*EXTRACT*.

※

Loyalty – it’s showing faithfulness to our commitments, vows or an allegiance to someone or a cause.

The political scene is difficult. A man named Sheba effectively drew the 10 tribes further in their distance from supporting David being reinstated over them. His rebellion caused David to act strongly in tapping this down. Joab being overlooked in leading the troops this time (which is fascinating) David places another in leadership. His slowness to act results in his murder by Joab’s hands. Taking charge, they find Sheba holed up in a city where a woman intercedes on behalf of the people, and in turn, they as a city cut off Sheba’s head and toss it over the wall. The revolt is over.

The 10 tribes had argued with Judah over who was a greater supporter of David in the previous chapter. Yet, their response reveals their words were just lip service as they backed the treachery of Sheba. In all this, Judah remained loyal to David. Their support is astounding and wonderful.

There is much to be said in this day and age about loyalty. So many things come and go, many things press in upon us. As the world has become more anti-Christian, it can be a temptation to neglect the things we stand for, the loyalty to our own King. We slip here and there, we fail in our commitment and all too many times take the easier route not to be left standing alone on some matter.

※

*INFORMATION SHOWN*.
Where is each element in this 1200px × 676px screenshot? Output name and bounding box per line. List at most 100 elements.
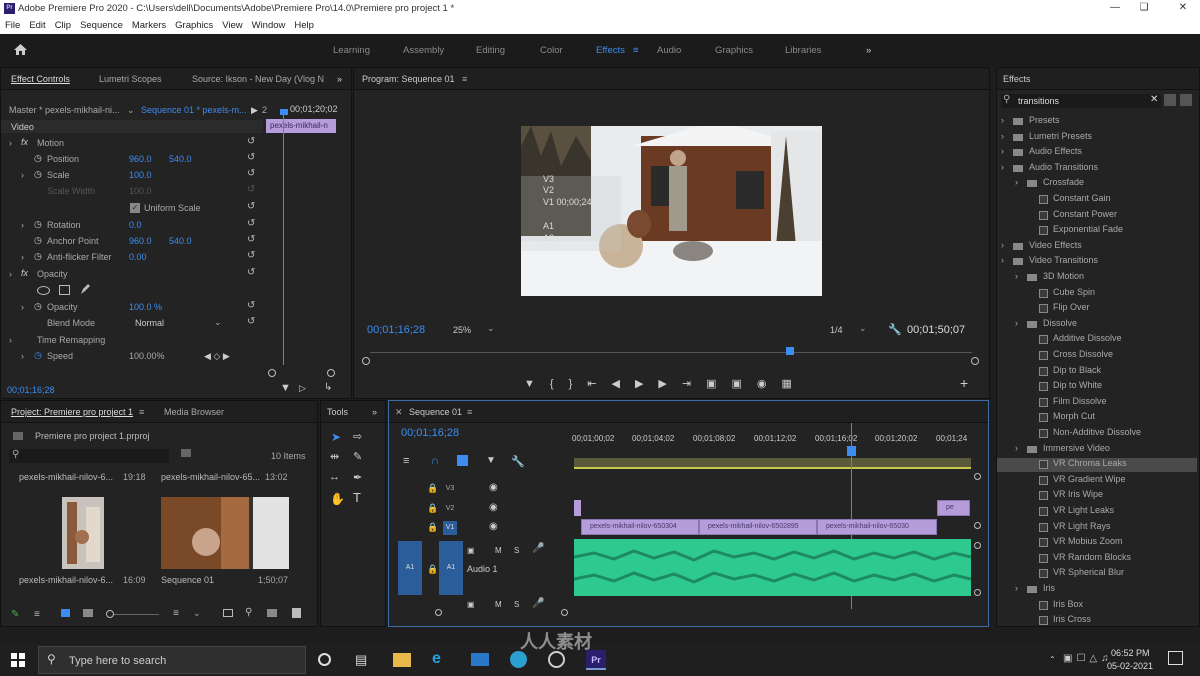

※

*TASK REQUIREMENTS*. Rewrite the reflection on loyalty, beginning at the words "The 10 tribes had" and stopping after "astounding and wonderful.", but change "lip service" to "empty talk". Base your work on the text alone, without drawing on the material.

*WORKED SOLUTION*.
The 10 tribes had argued with Judah over who was a greater supporter of David in the previous chapter. Yet, their response reveals their words were just empty talk as they backed the treachery of Sheba. In all this, Judah remained loyal to David. Their support is astounding and wonderful.